Source records:
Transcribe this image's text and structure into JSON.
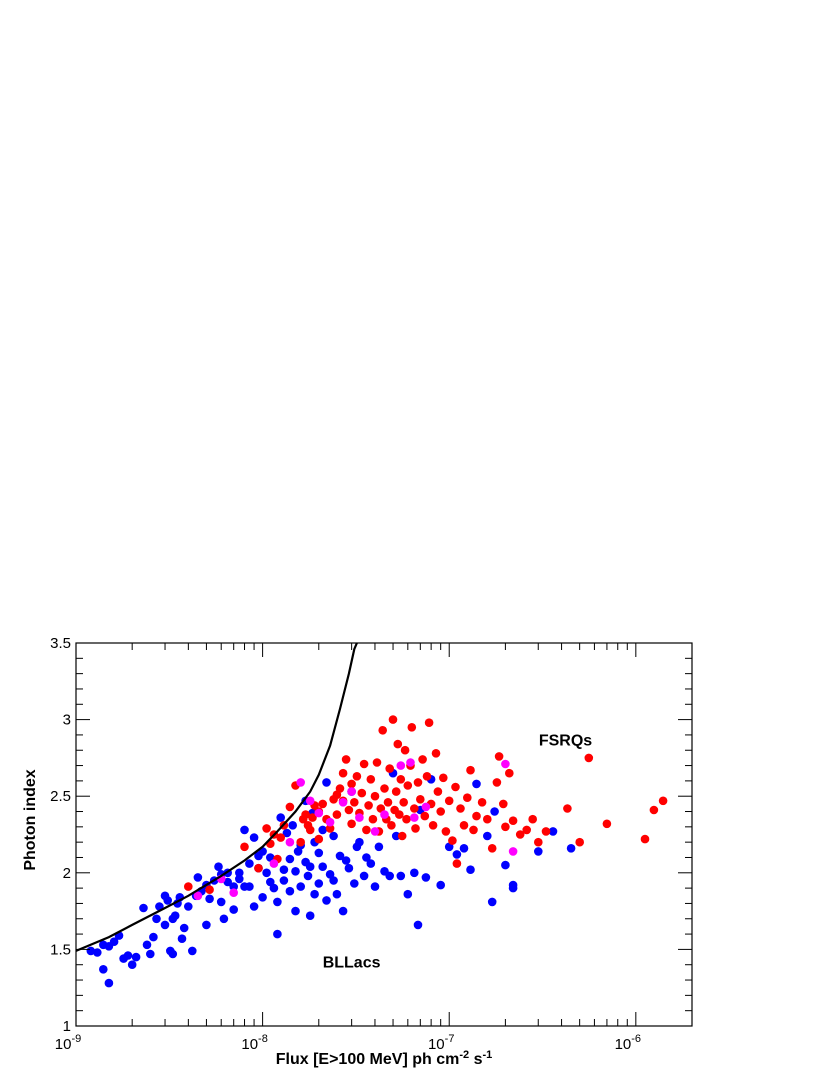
{
  "chart_data": {
    "type": "scatter",
    "title": "",
    "xlabel": "Flux [E>100 MeV] ph cm",
    "xlabel_sup1": "-2",
    "xlabel_mid": " s",
    "xlabel_sup2": "-1",
    "ylabel": "Photon index",
    "x_scale": "log",
    "xlim": [
      1e-09,
      2e-06
    ],
    "ylim": [
      1.0,
      3.5
    ],
    "grid": false,
    "x_ticks": [
      {
        "value": 1e-09,
        "base": "10",
        "exp": "-9"
      },
      {
        "value": 1e-08,
        "base": "10",
        "exp": "-8"
      },
      {
        "value": 1e-07,
        "base": "10",
        "exp": "-7"
      },
      {
        "value": 1e-06,
        "base": "10",
        "exp": "-6"
      }
    ],
    "y_ticks": [
      {
        "value": 1.0,
        "label": "1"
      },
      {
        "value": 1.5,
        "label": "1.5"
      },
      {
        "value": 2.0,
        "label": "2"
      },
      {
        "value": 2.5,
        "label": "2.5"
      },
      {
        "value": 3.0,
        "label": "3"
      },
      {
        "value": 3.5,
        "label": "3.5"
      }
    ],
    "annotations": [
      {
        "text": "FSRQs",
        "x": 4.2e-07,
        "y": 2.87
      },
      {
        "text": "BLLacs",
        "x": 3e-08,
        "y": 1.42
      }
    ],
    "curve": {
      "color": "#000000",
      "points": [
        [
          1e-09,
          1.49
        ],
        [
          1.5e-09,
          1.58
        ],
        [
          2e-09,
          1.66
        ],
        [
          3e-09,
          1.77
        ],
        [
          4e-09,
          1.85
        ],
        [
          6e-09,
          1.98
        ],
        [
          8e-09,
          2.08
        ],
        [
          1e-08,
          2.17
        ],
        [
          1.2e-08,
          2.27
        ],
        [
          1.5e-08,
          2.4
        ],
        [
          1.8e-08,
          2.53
        ],
        [
          2e-08,
          2.64
        ],
        [
          2.3e-08,
          2.83
        ],
        [
          2.6e-08,
          3.07
        ],
        [
          2.9e-08,
          3.3
        ],
        [
          3.1e-08,
          3.46
        ],
        [
          3.2e-08,
          3.5
        ]
      ]
    },
    "series": [
      {
        "color": "#0000ff",
        "points": [
          [
            1.2e-09,
            1.49
          ],
          [
            1.3e-09,
            1.48
          ],
          [
            1.4e-09,
            1.53
          ],
          [
            1.4e-09,
            1.37
          ],
          [
            1.5e-09,
            1.28
          ],
          [
            1.5e-09,
            1.52
          ],
          [
            1.6e-09,
            1.55
          ],
          [
            1.7e-09,
            1.59
          ],
          [
            1.8e-09,
            1.44
          ],
          [
            1.9e-09,
            1.46
          ],
          [
            2e-09,
            1.4
          ],
          [
            2.1e-09,
            1.45
          ],
          [
            2.3e-09,
            1.77
          ],
          [
            2.4e-09,
            1.53
          ],
          [
            2.5e-09,
            1.47
          ],
          [
            2.6e-09,
            1.58
          ],
          [
            2.7e-09,
            1.7
          ],
          [
            2.8e-09,
            1.78
          ],
          [
            3e-09,
            1.85
          ],
          [
            3e-09,
            1.66
          ],
          [
            3.1e-09,
            1.82
          ],
          [
            3.2e-09,
            1.49
          ],
          [
            3.3e-09,
            1.47
          ],
          [
            3.3e-09,
            1.7
          ],
          [
            3.4e-09,
            1.72
          ],
          [
            3.5e-09,
            1.8
          ],
          [
            3.6e-09,
            1.84
          ],
          [
            3.7e-09,
            1.57
          ],
          [
            3.8e-09,
            1.64
          ],
          [
            4e-09,
            1.78
          ],
          [
            4.2e-09,
            1.49
          ],
          [
            4.4e-09,
            1.85
          ],
          [
            4.5e-09,
            1.97
          ],
          [
            4.7e-09,
            1.88
          ],
          [
            5e-09,
            1.66
          ],
          [
            5e-09,
            1.92
          ],
          [
            5.2e-09,
            1.83
          ],
          [
            5.5e-09,
            1.95
          ],
          [
            5.8e-09,
            2.04
          ],
          [
            6e-09,
            1.99
          ],
          [
            6e-09,
            1.81
          ],
          [
            6.2e-09,
            1.7
          ],
          [
            6.5e-09,
            1.94
          ],
          [
            6.5e-09,
            2.0
          ],
          [
            7e-09,
            1.91
          ],
          [
            7e-09,
            1.76
          ],
          [
            7.5e-09,
            2.0
          ],
          [
            7.5e-09,
            1.96
          ],
          [
            8e-09,
            1.91
          ],
          [
            8e-09,
            2.28
          ],
          [
            8.5e-09,
            2.06
          ],
          [
            8.5e-09,
            1.91
          ],
          [
            9e-09,
            2.23
          ],
          [
            9e-09,
            1.78
          ],
          [
            9.5e-09,
            2.03
          ],
          [
            9.5e-09,
            2.11
          ],
          [
            1e-08,
            2.14
          ],
          [
            1e-08,
            1.84
          ],
          [
            1.05e-08,
            2.0
          ],
          [
            1.1e-08,
            1.94
          ],
          [
            1.1e-08,
            2.1
          ],
          [
            1.15e-08,
            1.9
          ],
          [
            1.2e-08,
            1.81
          ],
          [
            1.2e-08,
            1.6
          ],
          [
            1.25e-08,
            2.36
          ],
          [
            1.3e-08,
            2.02
          ],
          [
            1.3e-08,
            1.95
          ],
          [
            1.35e-08,
            2.26
          ],
          [
            1.4e-08,
            1.88
          ],
          [
            1.4e-08,
            2.09
          ],
          [
            1.45e-08,
            2.31
          ],
          [
            1.5e-08,
            2.01
          ],
          [
            1.5e-08,
            1.75
          ],
          [
            1.55e-08,
            2.14
          ],
          [
            1.6e-08,
            2.18
          ],
          [
            1.6e-08,
            1.91
          ],
          [
            1.7e-08,
            2.47
          ],
          [
            1.7e-08,
            2.07
          ],
          [
            1.75e-08,
            1.98
          ],
          [
            1.8e-08,
            1.72
          ],
          [
            1.8e-08,
            2.04
          ],
          [
            1.85e-08,
            2.39
          ],
          [
            1.9e-08,
            2.2
          ],
          [
            1.9e-08,
            1.86
          ],
          [
            2e-08,
            2.13
          ],
          [
            2e-08,
            1.93
          ],
          [
            2.1e-08,
            2.28
          ],
          [
            2.1e-08,
            2.04
          ],
          [
            2.2e-08,
            1.82
          ],
          [
            2.2e-08,
            2.59
          ],
          [
            2.3e-08,
            1.99
          ],
          [
            2.4e-08,
            2.24
          ],
          [
            2.4e-08,
            1.95
          ],
          [
            2.5e-08,
            1.86
          ],
          [
            2.6e-08,
            2.11
          ],
          [
            2.7e-08,
            1.75
          ],
          [
            2.8e-08,
            2.08
          ],
          [
            2.9e-08,
            2.03
          ],
          [
            3e-08,
            2.53
          ],
          [
            3.1e-08,
            1.93
          ],
          [
            3.2e-08,
            2.17
          ],
          [
            3.3e-08,
            2.2
          ],
          [
            3.5e-08,
            1.98
          ],
          [
            3.6e-08,
            2.1
          ],
          [
            3.8e-08,
            2.06
          ],
          [
            4e-08,
            1.91
          ],
          [
            4.2e-08,
            2.17
          ],
          [
            4.5e-08,
            2.01
          ],
          [
            4.8e-08,
            1.98
          ],
          [
            5e-08,
            2.65
          ],
          [
            5.2e-08,
            2.24
          ],
          [
            5.5e-08,
            1.98
          ],
          [
            6e-08,
            1.86
          ],
          [
            6.5e-08,
            2.0
          ],
          [
            6.8e-08,
            1.66
          ],
          [
            7e-08,
            2.41
          ],
          [
            7.5e-08,
            1.97
          ],
          [
            8e-08,
            2.61
          ],
          [
            9e-08,
            1.92
          ],
          [
            1e-07,
            2.17
          ],
          [
            1.1e-07,
            2.12
          ],
          [
            1.2e-07,
            2.16
          ],
          [
            1.3e-07,
            2.02
          ],
          [
            1.4e-07,
            2.58
          ],
          [
            1.6e-07,
            2.24
          ],
          [
            1.7e-07,
            1.81
          ],
          [
            1.75e-07,
            2.4
          ],
          [
            2e-07,
            2.05
          ],
          [
            2.2e-07,
            1.92
          ],
          [
            2.2e-07,
            1.9
          ],
          [
            3e-07,
            2.14
          ],
          [
            3.6e-07,
            2.27
          ],
          [
            4.5e-07,
            2.16
          ]
        ]
      },
      {
        "color": "#ff0000",
        "points": [
          [
            4e-09,
            1.91
          ],
          [
            5.2e-09,
            1.89
          ],
          [
            8e-09,
            2.17
          ],
          [
            9.5e-09,
            2.03
          ],
          [
            1.05e-08,
            2.29
          ],
          [
            1.1e-08,
            2.19
          ],
          [
            1.15e-08,
            2.25
          ],
          [
            1.2e-08,
            2.09
          ],
          [
            1.25e-08,
            2.23
          ],
          [
            1.3e-08,
            2.31
          ],
          [
            1.4e-08,
            2.43
          ],
          [
            1.5e-08,
            2.57
          ],
          [
            1.6e-08,
            2.2
          ],
          [
            1.65e-08,
            2.35
          ],
          [
            1.7e-08,
            2.38
          ],
          [
            1.75e-08,
            2.31
          ],
          [
            1.8e-08,
            2.28
          ],
          [
            1.85e-08,
            2.36
          ],
          [
            1.9e-08,
            2.44
          ],
          [
            2e-08,
            2.4
          ],
          [
            2e-08,
            2.22
          ],
          [
            2.1e-08,
            2.45
          ],
          [
            2.2e-08,
            2.35
          ],
          [
            2.3e-08,
            2.29
          ],
          [
            2.4e-08,
            2.48
          ],
          [
            2.5e-08,
            2.51
          ],
          [
            2.5e-08,
            2.38
          ],
          [
            2.6e-08,
            2.55
          ],
          [
            2.7e-08,
            2.65
          ],
          [
            2.7e-08,
            2.47
          ],
          [
            2.8e-08,
            2.74
          ],
          [
            2.9e-08,
            2.41
          ],
          [
            3e-08,
            2.32
          ],
          [
            3e-08,
            2.58
          ],
          [
            3.1e-08,
            2.46
          ],
          [
            3.2e-08,
            2.63
          ],
          [
            3.3e-08,
            2.39
          ],
          [
            3.4e-08,
            2.52
          ],
          [
            3.5e-08,
            2.71
          ],
          [
            3.6e-08,
            2.28
          ],
          [
            3.7e-08,
            2.44
          ],
          [
            3.8e-08,
            2.61
          ],
          [
            3.9e-08,
            2.35
          ],
          [
            4e-08,
            2.5
          ],
          [
            4.1e-08,
            2.72
          ],
          [
            4.2e-08,
            2.27
          ],
          [
            4.3e-08,
            2.42
          ],
          [
            4.4e-08,
            2.93
          ],
          [
            4.5e-08,
            2.55
          ],
          [
            4.6e-08,
            2.35
          ],
          [
            4.7e-08,
            2.46
          ],
          [
            4.8e-08,
            2.68
          ],
          [
            4.9e-08,
            2.31
          ],
          [
            5e-08,
            3.0
          ],
          [
            5.1e-08,
            2.41
          ],
          [
            5.2e-08,
            2.53
          ],
          [
            5.3e-08,
            2.84
          ],
          [
            5.4e-08,
            2.38
          ],
          [
            5.5e-08,
            2.61
          ],
          [
            5.6e-08,
            2.24
          ],
          [
            5.7e-08,
            2.46
          ],
          [
            5.8e-08,
            2.8
          ],
          [
            5.9e-08,
            2.35
          ],
          [
            6e-08,
            2.57
          ],
          [
            6.2e-08,
            2.7
          ],
          [
            6.3e-08,
            2.95
          ],
          [
            6.5e-08,
            2.42
          ],
          [
            6.6e-08,
            2.29
          ],
          [
            6.8e-08,
            2.59
          ],
          [
            7e-08,
            2.48
          ],
          [
            7.2e-08,
            2.74
          ],
          [
            7.4e-08,
            2.37
          ],
          [
            7.6e-08,
            2.63
          ],
          [
            7.8e-08,
            2.98
          ],
          [
            8e-08,
            2.45
          ],
          [
            8.2e-08,
            2.31
          ],
          [
            8.5e-08,
            2.78
          ],
          [
            8.7e-08,
            2.53
          ],
          [
            9e-08,
            2.4
          ],
          [
            9.3e-08,
            2.62
          ],
          [
            9.6e-08,
            2.27
          ],
          [
            1e-07,
            2.47
          ],
          [
            1.04e-07,
            2.21
          ],
          [
            1.08e-07,
            2.56
          ],
          [
            1.1e-07,
            2.06
          ],
          [
            1.15e-07,
            2.42
          ],
          [
            1.2e-07,
            2.31
          ],
          [
            1.25e-07,
            2.49
          ],
          [
            1.3e-07,
            2.67
          ],
          [
            1.35e-07,
            2.28
          ],
          [
            1.4e-07,
            2.37
          ],
          [
            1.5e-07,
            2.46
          ],
          [
            1.6e-07,
            2.35
          ],
          [
            1.7e-07,
            2.16
          ],
          [
            1.8e-07,
            2.59
          ],
          [
            1.85e-07,
            2.76
          ],
          [
            1.95e-07,
            2.45
          ],
          [
            2e-07,
            2.3
          ],
          [
            2.1e-07,
            2.65
          ],
          [
            2.2e-07,
            2.34
          ],
          [
            2.4e-07,
            2.25
          ],
          [
            2.6e-07,
            2.28
          ],
          [
            2.8e-07,
            2.35
          ],
          [
            3e-07,
            2.2
          ],
          [
            3.3e-07,
            2.27
          ],
          [
            4.3e-07,
            2.42
          ],
          [
            5e-07,
            2.2
          ],
          [
            5.6e-07,
            2.75
          ],
          [
            7e-07,
            2.32
          ],
          [
            1.12e-06,
            2.22
          ],
          [
            1.25e-06,
            2.41
          ],
          [
            1.4e-06,
            2.47
          ]
        ]
      },
      {
        "color": "#ff00ff",
        "points": [
          [
            4.5e-09,
            1.85
          ],
          [
            6e-09,
            1.96
          ],
          [
            7e-09,
            1.87
          ],
          [
            1.15e-08,
            2.06
          ],
          [
            1.4e-08,
            2.2
          ],
          [
            1.6e-08,
            2.59
          ],
          [
            1.8e-08,
            2.47
          ],
          [
            2e-08,
            2.39
          ],
          [
            2.3e-08,
            2.33
          ],
          [
            2.7e-08,
            2.46
          ],
          [
            3e-08,
            2.53
          ],
          [
            3.3e-08,
            2.36
          ],
          [
            4e-08,
            2.27
          ],
          [
            4.5e-08,
            2.38
          ],
          [
            5.5e-08,
            2.7
          ],
          [
            6.2e-08,
            2.72
          ],
          [
            6.5e-08,
            2.36
          ],
          [
            7.5e-08,
            2.43
          ],
          [
            2e-07,
            2.71
          ],
          [
            2.2e-07,
            2.14
          ]
        ]
      }
    ]
  }
}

Challenge: Where a line of the entries contains the word "text", copy that line.

Complete response:
Transcribe this image's text and structure into JSON.
        "text": "FSRQs",
        "text": "BLLacs",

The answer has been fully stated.